• TASK GOAL: Each record below must be returned exactly as shown.

• DATA EXTRACT:

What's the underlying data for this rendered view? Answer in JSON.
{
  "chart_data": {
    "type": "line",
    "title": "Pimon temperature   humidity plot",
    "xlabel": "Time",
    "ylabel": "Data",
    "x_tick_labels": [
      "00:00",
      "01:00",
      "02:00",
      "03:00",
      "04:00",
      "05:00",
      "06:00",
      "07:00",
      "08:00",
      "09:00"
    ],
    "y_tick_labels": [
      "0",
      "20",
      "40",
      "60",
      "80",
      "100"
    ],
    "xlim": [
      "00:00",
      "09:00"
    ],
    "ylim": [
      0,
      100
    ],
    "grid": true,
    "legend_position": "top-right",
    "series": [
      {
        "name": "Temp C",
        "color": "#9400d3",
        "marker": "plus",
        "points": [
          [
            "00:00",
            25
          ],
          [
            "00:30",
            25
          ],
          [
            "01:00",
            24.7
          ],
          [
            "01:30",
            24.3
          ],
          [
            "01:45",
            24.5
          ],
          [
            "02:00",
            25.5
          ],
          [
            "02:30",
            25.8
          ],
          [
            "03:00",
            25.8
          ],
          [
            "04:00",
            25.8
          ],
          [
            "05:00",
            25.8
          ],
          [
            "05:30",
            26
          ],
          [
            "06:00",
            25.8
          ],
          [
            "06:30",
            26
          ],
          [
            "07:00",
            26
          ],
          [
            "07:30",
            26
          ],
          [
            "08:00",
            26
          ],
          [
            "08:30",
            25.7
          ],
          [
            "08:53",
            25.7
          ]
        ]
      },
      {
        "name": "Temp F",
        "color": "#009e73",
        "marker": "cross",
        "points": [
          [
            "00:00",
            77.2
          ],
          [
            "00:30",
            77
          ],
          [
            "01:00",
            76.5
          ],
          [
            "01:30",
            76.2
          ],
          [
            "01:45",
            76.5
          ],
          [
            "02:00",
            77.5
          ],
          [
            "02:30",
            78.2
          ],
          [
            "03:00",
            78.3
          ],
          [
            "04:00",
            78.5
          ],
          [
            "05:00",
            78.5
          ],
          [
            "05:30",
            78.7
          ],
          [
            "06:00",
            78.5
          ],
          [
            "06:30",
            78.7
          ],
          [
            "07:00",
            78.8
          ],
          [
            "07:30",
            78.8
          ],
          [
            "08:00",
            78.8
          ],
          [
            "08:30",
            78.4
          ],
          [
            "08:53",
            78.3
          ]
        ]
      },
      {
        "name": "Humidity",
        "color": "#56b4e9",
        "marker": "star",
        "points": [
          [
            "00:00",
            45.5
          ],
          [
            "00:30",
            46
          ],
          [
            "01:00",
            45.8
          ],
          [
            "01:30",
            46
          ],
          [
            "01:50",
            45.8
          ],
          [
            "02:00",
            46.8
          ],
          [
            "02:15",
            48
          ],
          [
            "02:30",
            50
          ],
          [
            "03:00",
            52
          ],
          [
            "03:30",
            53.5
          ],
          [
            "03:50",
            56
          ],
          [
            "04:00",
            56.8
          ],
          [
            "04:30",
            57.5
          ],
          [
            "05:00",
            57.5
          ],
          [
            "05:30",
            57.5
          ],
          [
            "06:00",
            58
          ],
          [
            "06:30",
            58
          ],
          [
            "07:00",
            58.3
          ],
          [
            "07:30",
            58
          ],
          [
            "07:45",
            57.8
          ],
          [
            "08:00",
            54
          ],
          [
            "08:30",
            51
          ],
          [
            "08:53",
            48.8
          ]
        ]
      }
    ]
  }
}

• COMPLETED EXERCISE:
What's the underlying data for this rendered view? Answer in JSON.
{
  "chart_data": {
    "type": "line",
    "title": "Pimon temperature   humidity plot",
    "xlabel": "Time",
    "ylabel": "Data",
    "x_tick_labels": [
      "00:00",
      "01:00",
      "02:00",
      "03:00",
      "04:00",
      "05:00",
      "06:00",
      "07:00",
      "08:00",
      "09:00"
    ],
    "y_tick_labels": [
      "0",
      "20",
      "40",
      "60",
      "80",
      "100"
    ],
    "xlim": [
      "00:00",
      "09:00"
    ],
    "ylim": [
      0,
      100
    ],
    "grid": true,
    "legend_position": "top-right",
    "series": [
      {
        "name": "Temp C",
        "color": "#9400d3",
        "marker": "plus",
        "points": [
          [
            "00:00",
            25
          ],
          [
            "00:30",
            25
          ],
          [
            "01:00",
            24.7
          ],
          [
            "01:30",
            24.3
          ],
          [
            "01:45",
            24.5
          ],
          [
            "02:00",
            25.5
          ],
          [
            "02:30",
            25.8
          ],
          [
            "03:00",
            25.8
          ],
          [
            "04:00",
            25.8
          ],
          [
            "05:00",
            25.8
          ],
          [
            "05:30",
            26
          ],
          [
            "06:00",
            25.8
          ],
          [
            "06:30",
            26
          ],
          [
            "07:00",
            26
          ],
          [
            "07:30",
            26
          ],
          [
            "08:00",
            26
          ],
          [
            "08:30",
            25.7
          ],
          [
            "08:53",
            25.7
          ]
        ]
      },
      {
        "name": "Temp F",
        "color": "#009e73",
        "marker": "cross",
        "points": [
          [
            "00:00",
            77.2
          ],
          [
            "00:30",
            77
          ],
          [
            "01:00",
            76.5
          ],
          [
            "01:30",
            76.2
          ],
          [
            "01:45",
            76.5
          ],
          [
            "02:00",
            77.5
          ],
          [
            "02:30",
            78.2
          ],
          [
            "03:00",
            78.3
          ],
          [
            "04:00",
            78.5
          ],
          [
            "05:00",
            78.5
          ],
          [
            "05:30",
            78.7
          ],
          [
            "06:00",
            78.5
          ],
          [
            "06:30",
            78.7
          ],
          [
            "07:00",
            78.8
          ],
          [
            "07:30",
            78.8
          ],
          [
            "08:00",
            78.8
          ],
          [
            "08:30",
            78.4
          ],
          [
            "08:53",
            78.3
          ]
        ]
      },
      {
        "name": "Humidity",
        "color": "#56b4e9",
        "marker": "star",
        "points": [
          [
            "00:00",
            45.5
          ],
          [
            "00:30",
            46
          ],
          [
            "01:00",
            45.8
          ],
          [
            "01:30",
            46
          ],
          [
            "01:50",
            45.8
          ],
          [
            "02:00",
            46.8
          ],
          [
            "02:15",
            48
          ],
          [
            "02:30",
            50
          ],
          [
            "03:00",
            52
          ],
          [
            "03:30",
            53.5
          ],
          [
            "03:50",
            56
          ],
          [
            "04:00",
            56.8
          ],
          [
            "04:30",
            57.5
          ],
          [
            "05:00",
            57.5
          ],
          [
            "05:30",
            57.5
          ],
          [
            "06:00",
            58
          ],
          [
            "06:30",
            58
          ],
          [
            "07:00",
            58.3
          ],
          [
            "07:30",
            58
          ],
          [
            "07:45",
            57.8
          ],
          [
            "08:00",
            54
          ],
          [
            "08:30",
            51
          ],
          [
            "08:53",
            48.8
          ]
        ]
      }
    ]
  }
}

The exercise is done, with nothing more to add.